(TASK DIRECTIONS): Omit any picture, and return the remaining data exactly as written.

(MATERIALS PROVIDED):
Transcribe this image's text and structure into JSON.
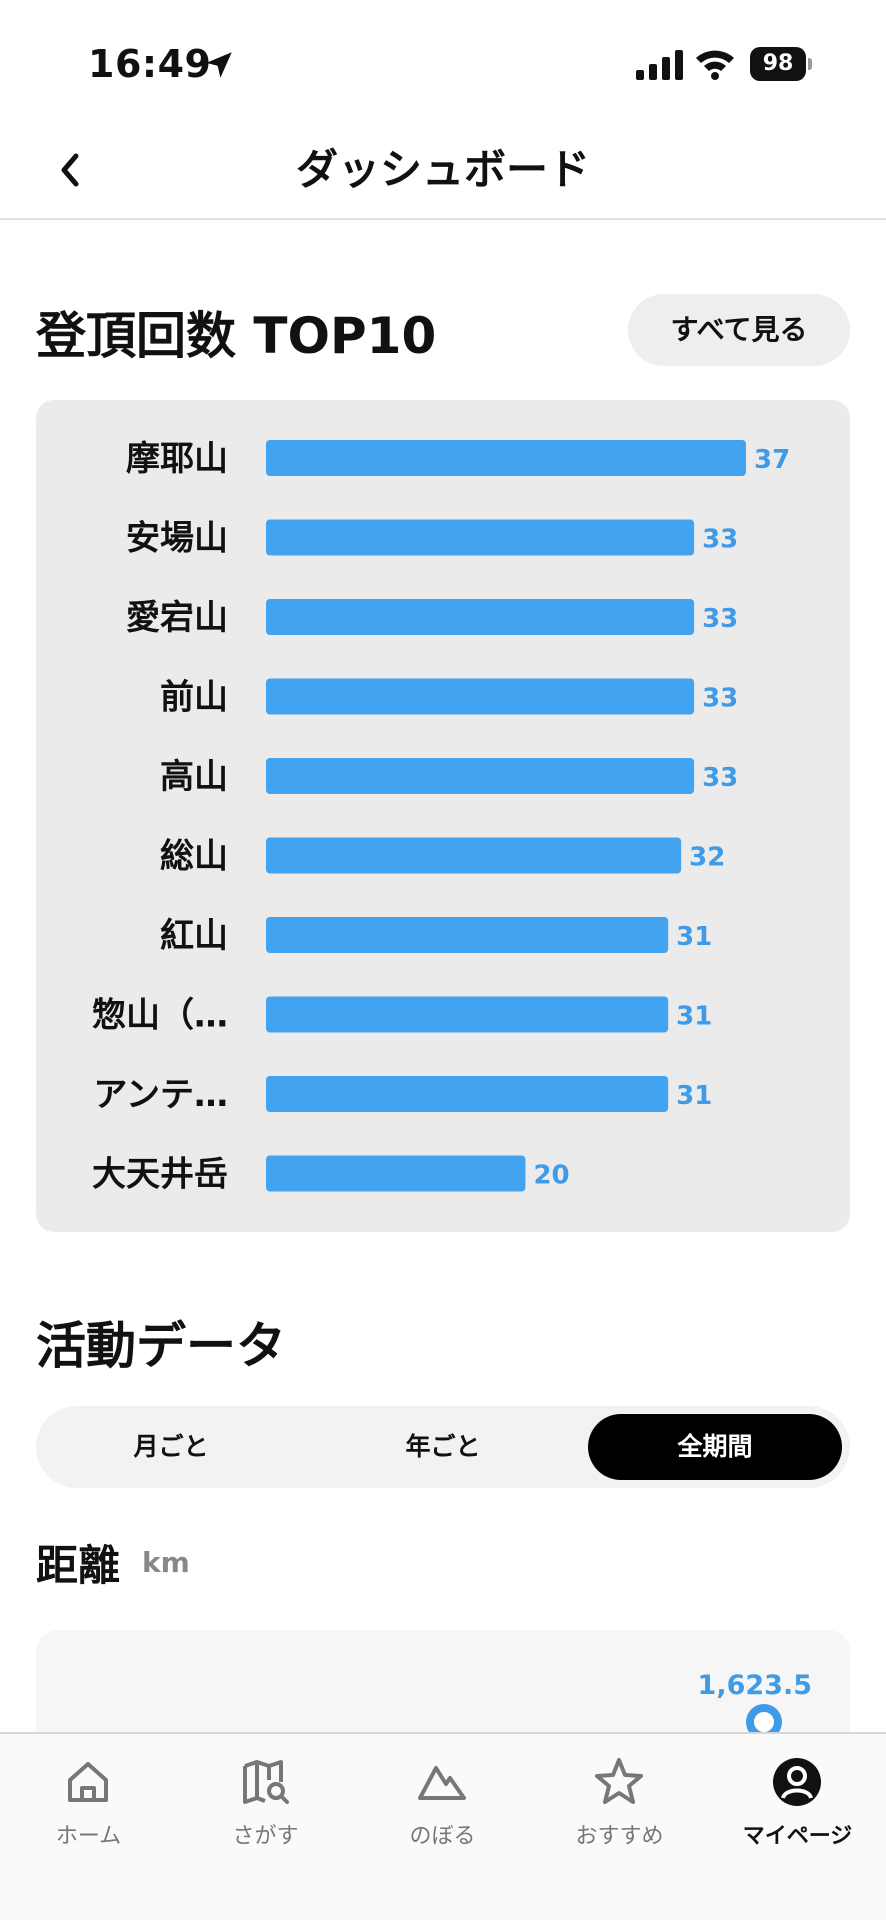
{
  "status_bar": {
    "time": "16:49",
    "battery": "98"
  },
  "header": {
    "title": "ダッシュボード"
  },
  "top10": {
    "title": "登頂回数 TOP10",
    "see_all_label": "すべて見る"
  },
  "chart_data": {
    "type": "bar",
    "orientation": "horizontal",
    "categories": [
      "摩耶山",
      "安場山",
      "愛宕山",
      "前山",
      "高山",
      "総山",
      "紅山",
      "惣山（…",
      "アンテ…",
      "大天井岳"
    ],
    "values": [
      37,
      33,
      33,
      33,
      33,
      32,
      31,
      31,
      31,
      20
    ],
    "data_labels": [
      "37",
      "33",
      "33",
      "33",
      "33",
      "32",
      "31",
      "31",
      "31",
      "20"
    ],
    "bar_color": "#42a4f0",
    "label_color": "#3f9be8",
    "grid": false,
    "legend": "none"
  },
  "activity": {
    "title": "活動データ",
    "segments": [
      "月ごと",
      "年ごと",
      "全期間"
    ],
    "selected_segment": "全期間"
  },
  "distance": {
    "title": "距離",
    "unit": "km",
    "latest_value": "1,623.5"
  },
  "tab_bar": {
    "items": [
      {
        "label": "ホーム",
        "icon": "home-icon"
      },
      {
        "label": "さがす",
        "icon": "map-search-icon"
      },
      {
        "label": "のぼる",
        "icon": "mountain-icon"
      },
      {
        "label": "おすすめ",
        "icon": "star-icon"
      },
      {
        "label": "マイページ",
        "icon": "profile-icon"
      }
    ],
    "active": "マイページ"
  },
  "colors": {
    "accent": "#42a4f0",
    "active_segment": "#000000"
  }
}
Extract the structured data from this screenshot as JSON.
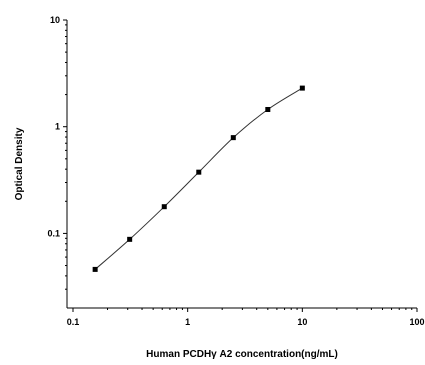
{
  "chart_data": {
    "type": "scatter",
    "xlabel": "Human PCDHγ A2 concentration(ng/mL)",
    "ylabel": "Optical Density",
    "x_scale": "log",
    "y_scale": "log",
    "xlim": [
      0.1,
      100
    ],
    "ylim": [
      0.02,
      10
    ],
    "x_ticks": [
      {
        "value": 0.1,
        "label": "0.1"
      },
      {
        "value": 1,
        "label": "1"
      },
      {
        "value": 10,
        "label": "10"
      },
      {
        "value": 100,
        "label": "100"
      }
    ],
    "y_ticks": [
      {
        "value": 0.1,
        "label": "0.1"
      },
      {
        "value": 1,
        "label": "1"
      },
      {
        "value": 10,
        "label": "10"
      }
    ],
    "grid": false,
    "series": [
      {
        "x": [
          0.156,
          0.312,
          0.625,
          1.25,
          2.5,
          5,
          10
        ],
        "y": [
          0.046,
          0.088,
          0.178,
          0.375,
          0.79,
          1.45,
          2.3
        ],
        "marker": "square",
        "fit_line": true
      }
    ],
    "colors": {
      "points": "#000000",
      "curve": "#333333",
      "axes": "#000000"
    }
  }
}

(WRITTEN REPLY):
Transcribe this image's text and structure into JSON.
{
  "status_bar": {
    "time": "16:49",
    "battery": "98"
  },
  "header": {
    "title": "ダッシュボード"
  },
  "top10": {
    "title": "登頂回数 TOP10",
    "see_all_label": "すべて見る"
  },
  "chart_data": {
    "type": "bar",
    "orientation": "horizontal",
    "categories": [
      "摩耶山",
      "安場山",
      "愛宕山",
      "前山",
      "高山",
      "総山",
      "紅山",
      "惣山（…",
      "アンテ…",
      "大天井岳"
    ],
    "values": [
      37,
      33,
      33,
      33,
      33,
      32,
      31,
      31,
      31,
      20
    ],
    "data_labels": [
      "37",
      "33",
      "33",
      "33",
      "33",
      "32",
      "31",
      "31",
      "31",
      "20"
    ],
    "bar_color": "#42a4f0",
    "label_color": "#3f9be8",
    "grid": false,
    "legend": "none"
  },
  "activity": {
    "title": "活動データ",
    "segments": [
      "月ごと",
      "年ごと",
      "全期間"
    ],
    "selected_segment": "全期間"
  },
  "distance": {
    "title": "距離",
    "unit": "km",
    "latest_value": "1,623.5"
  },
  "tab_bar": {
    "items": [
      {
        "label": "ホーム",
        "icon": "home-icon"
      },
      {
        "label": "さがす",
        "icon": "map-search-icon"
      },
      {
        "label": "のぼる",
        "icon": "mountain-icon"
      },
      {
        "label": "おすすめ",
        "icon": "star-icon"
      },
      {
        "label": "マイページ",
        "icon": "profile-icon"
      }
    ],
    "active": "マイページ"
  },
  "colors": {
    "accent": "#42a4f0",
    "active_segment": "#000000"
  }
}
Extract the structured data from this screenshot as JSON.
{
  "chart_data": {
    "type": "scatter",
    "xlabel": "Human PCDHγ A2 concentration(ng/mL)",
    "ylabel": "Optical Density",
    "x_scale": "log",
    "y_scale": "log",
    "xlim": [
      0.1,
      100
    ],
    "ylim": [
      0.02,
      10
    ],
    "x_ticks": [
      {
        "value": 0.1,
        "label": "0.1"
      },
      {
        "value": 1,
        "label": "1"
      },
      {
        "value": 10,
        "label": "10"
      },
      {
        "value": 100,
        "label": "100"
      }
    ],
    "y_ticks": [
      {
        "value": 0.1,
        "label": "0.1"
      },
      {
        "value": 1,
        "label": "1"
      },
      {
        "value": 10,
        "label": "10"
      }
    ],
    "grid": false,
    "series": [
      {
        "x": [
          0.156,
          0.312,
          0.625,
          1.25,
          2.5,
          5,
          10
        ],
        "y": [
          0.046,
          0.088,
          0.178,
          0.375,
          0.79,
          1.45,
          2.3
        ],
        "marker": "square",
        "fit_line": true
      }
    ],
    "colors": {
      "points": "#000000",
      "curve": "#333333",
      "axes": "#000000"
    }
  }
}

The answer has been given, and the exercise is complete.